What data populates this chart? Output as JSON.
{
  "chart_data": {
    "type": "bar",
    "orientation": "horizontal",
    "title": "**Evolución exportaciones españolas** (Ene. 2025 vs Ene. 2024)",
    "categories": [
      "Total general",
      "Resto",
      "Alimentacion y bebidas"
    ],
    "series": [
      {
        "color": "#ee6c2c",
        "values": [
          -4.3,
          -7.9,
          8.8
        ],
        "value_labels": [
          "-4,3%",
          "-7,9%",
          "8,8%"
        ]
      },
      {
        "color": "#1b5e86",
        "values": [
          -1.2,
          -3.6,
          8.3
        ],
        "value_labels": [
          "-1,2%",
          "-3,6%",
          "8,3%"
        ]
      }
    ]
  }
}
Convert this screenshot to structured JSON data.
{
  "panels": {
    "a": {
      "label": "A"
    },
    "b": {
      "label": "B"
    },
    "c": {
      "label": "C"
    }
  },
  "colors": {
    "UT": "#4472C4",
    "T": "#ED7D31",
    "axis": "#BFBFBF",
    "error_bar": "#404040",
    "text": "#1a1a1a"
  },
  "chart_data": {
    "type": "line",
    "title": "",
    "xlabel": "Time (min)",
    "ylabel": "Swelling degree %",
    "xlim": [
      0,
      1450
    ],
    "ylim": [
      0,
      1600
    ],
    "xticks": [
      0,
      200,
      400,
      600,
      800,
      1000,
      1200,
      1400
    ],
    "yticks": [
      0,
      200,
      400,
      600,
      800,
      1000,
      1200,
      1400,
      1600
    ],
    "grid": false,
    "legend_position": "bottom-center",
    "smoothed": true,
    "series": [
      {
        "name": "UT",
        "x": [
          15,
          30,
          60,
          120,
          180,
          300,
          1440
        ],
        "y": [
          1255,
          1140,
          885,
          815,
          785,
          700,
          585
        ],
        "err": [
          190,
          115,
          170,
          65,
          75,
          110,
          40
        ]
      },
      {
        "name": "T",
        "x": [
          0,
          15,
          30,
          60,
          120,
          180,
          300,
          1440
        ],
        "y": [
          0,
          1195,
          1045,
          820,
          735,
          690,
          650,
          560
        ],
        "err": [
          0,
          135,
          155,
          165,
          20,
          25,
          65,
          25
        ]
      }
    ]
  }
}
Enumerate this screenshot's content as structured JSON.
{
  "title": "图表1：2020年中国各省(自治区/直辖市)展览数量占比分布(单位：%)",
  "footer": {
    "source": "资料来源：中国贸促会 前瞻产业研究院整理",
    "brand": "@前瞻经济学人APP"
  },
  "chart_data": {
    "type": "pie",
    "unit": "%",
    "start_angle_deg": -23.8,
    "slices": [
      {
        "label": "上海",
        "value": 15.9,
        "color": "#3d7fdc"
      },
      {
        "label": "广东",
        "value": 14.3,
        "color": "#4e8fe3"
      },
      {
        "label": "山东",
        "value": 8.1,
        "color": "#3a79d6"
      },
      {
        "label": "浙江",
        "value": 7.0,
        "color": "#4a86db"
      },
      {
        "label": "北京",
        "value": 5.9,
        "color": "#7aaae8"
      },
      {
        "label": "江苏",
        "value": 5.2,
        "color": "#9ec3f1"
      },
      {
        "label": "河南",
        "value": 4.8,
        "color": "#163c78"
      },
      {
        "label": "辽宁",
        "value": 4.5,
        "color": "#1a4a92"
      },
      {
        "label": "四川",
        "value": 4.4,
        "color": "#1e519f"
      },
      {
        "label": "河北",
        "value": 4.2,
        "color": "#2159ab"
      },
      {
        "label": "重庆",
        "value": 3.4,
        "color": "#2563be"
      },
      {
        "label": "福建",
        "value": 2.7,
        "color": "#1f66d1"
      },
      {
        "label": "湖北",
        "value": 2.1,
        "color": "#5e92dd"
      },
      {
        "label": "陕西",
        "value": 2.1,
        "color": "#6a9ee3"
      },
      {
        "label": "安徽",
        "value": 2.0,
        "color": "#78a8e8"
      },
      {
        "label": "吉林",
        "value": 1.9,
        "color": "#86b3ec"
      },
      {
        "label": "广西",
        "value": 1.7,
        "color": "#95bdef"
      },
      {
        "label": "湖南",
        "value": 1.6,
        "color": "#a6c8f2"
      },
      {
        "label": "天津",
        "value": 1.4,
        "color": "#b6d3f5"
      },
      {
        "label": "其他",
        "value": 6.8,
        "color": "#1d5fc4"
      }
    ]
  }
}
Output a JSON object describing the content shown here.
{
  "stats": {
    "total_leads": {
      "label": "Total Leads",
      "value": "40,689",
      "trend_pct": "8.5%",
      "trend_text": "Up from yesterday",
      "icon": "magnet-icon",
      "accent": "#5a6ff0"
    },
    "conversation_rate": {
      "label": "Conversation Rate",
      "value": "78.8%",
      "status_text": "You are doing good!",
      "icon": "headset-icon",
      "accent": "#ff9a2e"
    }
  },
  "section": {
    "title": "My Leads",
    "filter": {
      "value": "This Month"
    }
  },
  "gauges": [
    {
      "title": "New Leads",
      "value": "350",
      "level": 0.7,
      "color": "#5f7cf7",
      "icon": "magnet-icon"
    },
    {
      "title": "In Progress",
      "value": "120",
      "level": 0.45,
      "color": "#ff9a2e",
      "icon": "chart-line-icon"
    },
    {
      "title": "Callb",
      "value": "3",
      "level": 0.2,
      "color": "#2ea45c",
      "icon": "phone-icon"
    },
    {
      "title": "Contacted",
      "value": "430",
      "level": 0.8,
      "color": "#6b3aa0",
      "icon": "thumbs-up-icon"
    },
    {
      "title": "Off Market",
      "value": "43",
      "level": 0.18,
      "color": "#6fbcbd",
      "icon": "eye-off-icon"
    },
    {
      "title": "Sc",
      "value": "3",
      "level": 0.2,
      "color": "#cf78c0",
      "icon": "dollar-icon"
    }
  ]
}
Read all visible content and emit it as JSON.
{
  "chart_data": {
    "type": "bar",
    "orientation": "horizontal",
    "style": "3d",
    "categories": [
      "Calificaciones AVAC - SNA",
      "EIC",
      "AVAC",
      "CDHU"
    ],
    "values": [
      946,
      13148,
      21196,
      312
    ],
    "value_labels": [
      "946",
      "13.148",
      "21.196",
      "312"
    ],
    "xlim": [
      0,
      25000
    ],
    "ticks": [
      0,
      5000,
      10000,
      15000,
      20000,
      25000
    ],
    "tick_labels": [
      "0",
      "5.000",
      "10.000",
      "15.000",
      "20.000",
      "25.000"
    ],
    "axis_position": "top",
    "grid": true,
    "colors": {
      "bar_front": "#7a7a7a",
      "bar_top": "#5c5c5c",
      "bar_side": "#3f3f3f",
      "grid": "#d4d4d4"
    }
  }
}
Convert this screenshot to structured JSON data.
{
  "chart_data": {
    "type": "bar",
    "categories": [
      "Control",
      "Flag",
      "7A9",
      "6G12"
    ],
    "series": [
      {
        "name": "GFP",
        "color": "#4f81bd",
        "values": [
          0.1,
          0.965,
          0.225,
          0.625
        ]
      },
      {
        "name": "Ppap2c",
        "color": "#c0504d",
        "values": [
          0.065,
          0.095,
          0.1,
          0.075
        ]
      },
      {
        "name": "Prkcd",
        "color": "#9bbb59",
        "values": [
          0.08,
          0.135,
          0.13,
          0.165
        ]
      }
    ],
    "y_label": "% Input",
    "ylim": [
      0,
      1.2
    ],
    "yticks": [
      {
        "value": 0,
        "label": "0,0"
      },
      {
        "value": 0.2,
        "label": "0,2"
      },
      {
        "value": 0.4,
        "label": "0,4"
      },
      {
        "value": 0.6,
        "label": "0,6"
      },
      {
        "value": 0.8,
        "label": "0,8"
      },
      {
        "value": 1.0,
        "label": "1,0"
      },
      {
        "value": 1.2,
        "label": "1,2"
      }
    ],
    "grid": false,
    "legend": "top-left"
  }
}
***
- Task prompt -
Return all of the data exactly as it reads.

- Answer to the problem -
What data populates this chart? Output as JSON.
{
  "chart_data": {
    "type": "bar",
    "orientation": "horizontal",
    "title": "**Evolución exportaciones españolas** (Ene. 2025 vs Ene. 2024)",
    "categories": [
      "Total general",
      "Resto",
      "Alimentacion y bebidas"
    ],
    "series": [
      {
        "color": "#ee6c2c",
        "values": [
          -4.3,
          -7.9,
          8.8
        ],
        "value_labels": [
          "-4,3%",
          "-7,9%",
          "8,8%"
        ]
      },
      {
        "color": "#1b5e86",
        "values": [
          -1.2,
          -3.6,
          8.3
        ],
        "value_labels": [
          "-1,2%",
          "-3,6%",
          "8,3%"
        ]
      }
    ]
  }
}
Convert this screenshot to structured JSON data.
{
  "panels": {
    "a": {
      "label": "A"
    },
    "b": {
      "label": "B"
    },
    "c": {
      "label": "C"
    }
  },
  "colors": {
    "UT": "#4472C4",
    "T": "#ED7D31",
    "axis": "#BFBFBF",
    "error_bar": "#404040",
    "text": "#1a1a1a"
  },
  "chart_data": {
    "type": "line",
    "title": "",
    "xlabel": "Time (min)",
    "ylabel": "Swelling degree %",
    "xlim": [
      0,
      1450
    ],
    "ylim": [
      0,
      1600
    ],
    "xticks": [
      0,
      200,
      400,
      600,
      800,
      1000,
      1200,
      1400
    ],
    "yticks": [
      0,
      200,
      400,
      600,
      800,
      1000,
      1200,
      1400,
      1600
    ],
    "grid": false,
    "legend_position": "bottom-center",
    "smoothed": true,
    "series": [
      {
        "name": "UT",
        "x": [
          15,
          30,
          60,
          120,
          180,
          300,
          1440
        ],
        "y": [
          1255,
          1140,
          885,
          815,
          785,
          700,
          585
        ],
        "err": [
          190,
          115,
          170,
          65,
          75,
          110,
          40
        ]
      },
      {
        "name": "T",
        "x": [
          0,
          15,
          30,
          60,
          120,
          180,
          300,
          1440
        ],
        "y": [
          0,
          1195,
          1045,
          820,
          735,
          690,
          650,
          560
        ],
        "err": [
          0,
          135,
          155,
          165,
          20,
          25,
          65,
          25
        ]
      }
    ]
  }
}
Enumerate this screenshot's content as structured JSON.
{
  "title": "图表1：2020年中国各省(自治区/直辖市)展览数量占比分布(单位：%)",
  "footer": {
    "source": "资料来源：中国贸促会 前瞻产业研究院整理",
    "brand": "@前瞻经济学人APP"
  },
  "chart_data": {
    "type": "pie",
    "unit": "%",
    "start_angle_deg": -23.8,
    "slices": [
      {
        "label": "上海",
        "value": 15.9,
        "color": "#3d7fdc"
      },
      {
        "label": "广东",
        "value": 14.3,
        "color": "#4e8fe3"
      },
      {
        "label": "山东",
        "value": 8.1,
        "color": "#3a79d6"
      },
      {
        "label": "浙江",
        "value": 7.0,
        "color": "#4a86db"
      },
      {
        "label": "北京",
        "value": 5.9,
        "color": "#7aaae8"
      },
      {
        "label": "江苏",
        "value": 5.2,
        "color": "#9ec3f1"
      },
      {
        "label": "河南",
        "value": 4.8,
        "color": "#163c78"
      },
      {
        "label": "辽宁",
        "value": 4.5,
        "color": "#1a4a92"
      },
      {
        "label": "四川",
        "value": 4.4,
        "color": "#1e519f"
      },
      {
        "label": "河北",
        "value": 4.2,
        "color": "#2159ab"
      },
      {
        "label": "重庆",
        "value": 3.4,
        "color": "#2563be"
      },
      {
        "label": "福建",
        "value": 2.7,
        "color": "#1f66d1"
      },
      {
        "label": "湖北",
        "value": 2.1,
        "color": "#5e92dd"
      },
      {
        "label": "陕西",
        "value": 2.1,
        "color": "#6a9ee3"
      },
      {
        "label": "安徽",
        "value": 2.0,
        "color": "#78a8e8"
      },
      {
        "label": "吉林",
        "value": 1.9,
        "color": "#86b3ec"
      },
      {
        "label": "广西",
        "value": 1.7,
        "color": "#95bdef"
      },
      {
        "label": "湖南",
        "value": 1.6,
        "color": "#a6c8f2"
      },
      {
        "label": "天津",
        "value": 1.4,
        "color": "#b6d3f5"
      },
      {
        "label": "其他",
        "value": 6.8,
        "color": "#1d5fc4"
      }
    ]
  }
}
Output a JSON object describing the content shown here.
{
  "stats": {
    "total_leads": {
      "label": "Total Leads",
      "value": "40,689",
      "trend_pct": "8.5%",
      "trend_text": "Up from yesterday",
      "icon": "magnet-icon",
      "accent": "#5a6ff0"
    },
    "conversation_rate": {
      "label": "Conversation Rate",
      "value": "78.8%",
      "status_text": "You are doing good!",
      "icon": "headset-icon",
      "accent": "#ff9a2e"
    }
  },
  "section": {
    "title": "My Leads",
    "filter": {
      "value": "This Month"
    }
  },
  "gauges": [
    {
      "title": "New Leads",
      "value": "350",
      "level": 0.7,
      "color": "#5f7cf7",
      "icon": "magnet-icon"
    },
    {
      "title": "In Progress",
      "value": "120",
      "level": 0.45,
      "color": "#ff9a2e",
      "icon": "chart-line-icon"
    },
    {
      "title": "Callb",
      "value": "3",
      "level": 0.2,
      "color": "#2ea45c",
      "icon": "phone-icon"
    },
    {
      "title": "Contacted",
      "value": "430",
      "level": 0.8,
      "color": "#6b3aa0",
      "icon": "thumbs-up-icon"
    },
    {
      "title": "Off Market",
      "value": "43",
      "level": 0.18,
      "color": "#6fbcbd",
      "icon": "eye-off-icon"
    },
    {
      "title": "Sc",
      "value": "3",
      "level": 0.2,
      "color": "#cf78c0",
      "icon": "dollar-icon"
    }
  ]
}
Read all visible content and emit it as JSON.
{
  "chart_data": {
    "type": "bar",
    "orientation": "horizontal",
    "style": "3d",
    "categories": [
      "Calificaciones AVAC - SNA",
      "EIC",
      "AVAC",
      "CDHU"
    ],
    "values": [
      946,
      13148,
      21196,
      312
    ],
    "value_labels": [
      "946",
      "13.148",
      "21.196",
      "312"
    ],
    "xlim": [
      0,
      25000
    ],
    "ticks": [
      0,
      5000,
      10000,
      15000,
      20000,
      25000
    ],
    "tick_labels": [
      "0",
      "5.000",
      "10.000",
      "15.000",
      "20.000",
      "25.000"
    ],
    "axis_position": "top",
    "grid": true,
    "colors": {
      "bar_front": "#7a7a7a",
      "bar_top": "#5c5c5c",
      "bar_side": "#3f3f3f",
      "grid": "#d4d4d4"
    }
  }
}
Convert this screenshot to structured JSON data.
{
  "chart_data": {
    "type": "bar",
    "categories": [
      "Control",
      "Flag",
      "7A9",
      "6G12"
    ],
    "series": [
      {
        "name": "GFP",
        "color": "#4f81bd",
        "values": [
          0.1,
          0.965,
          0.225,
          0.625
        ]
      },
      {
        "name": "Ppap2c",
        "color": "#c0504d",
        "values": [
          0.065,
          0.095,
          0.1,
          0.075
        ]
      },
      {
        "name": "Prkcd",
        "color": "#9bbb59",
        "values": [
          0.08,
          0.135,
          0.13,
          0.165
        ]
      }
    ],
    "y_label": "% Input",
    "ylim": [
      0,
      1.2
    ],
    "yticks": [
      {
        "value": 0,
        "label": "0,0"
      },
      {
        "value": 0.2,
        "label": "0,2"
      },
      {
        "value": 0.4,
        "label": "0,4"
      },
      {
        "value": 0.6,
        "label": "0,6"
      },
      {
        "value": 0.8,
        "label": "0,8"
      },
      {
        "value": 1.0,
        "label": "1,0"
      },
      {
        "value": 1.2,
        "label": "1,2"
      }
    ],
    "grid": false,
    "legend": "top-left"
  }
}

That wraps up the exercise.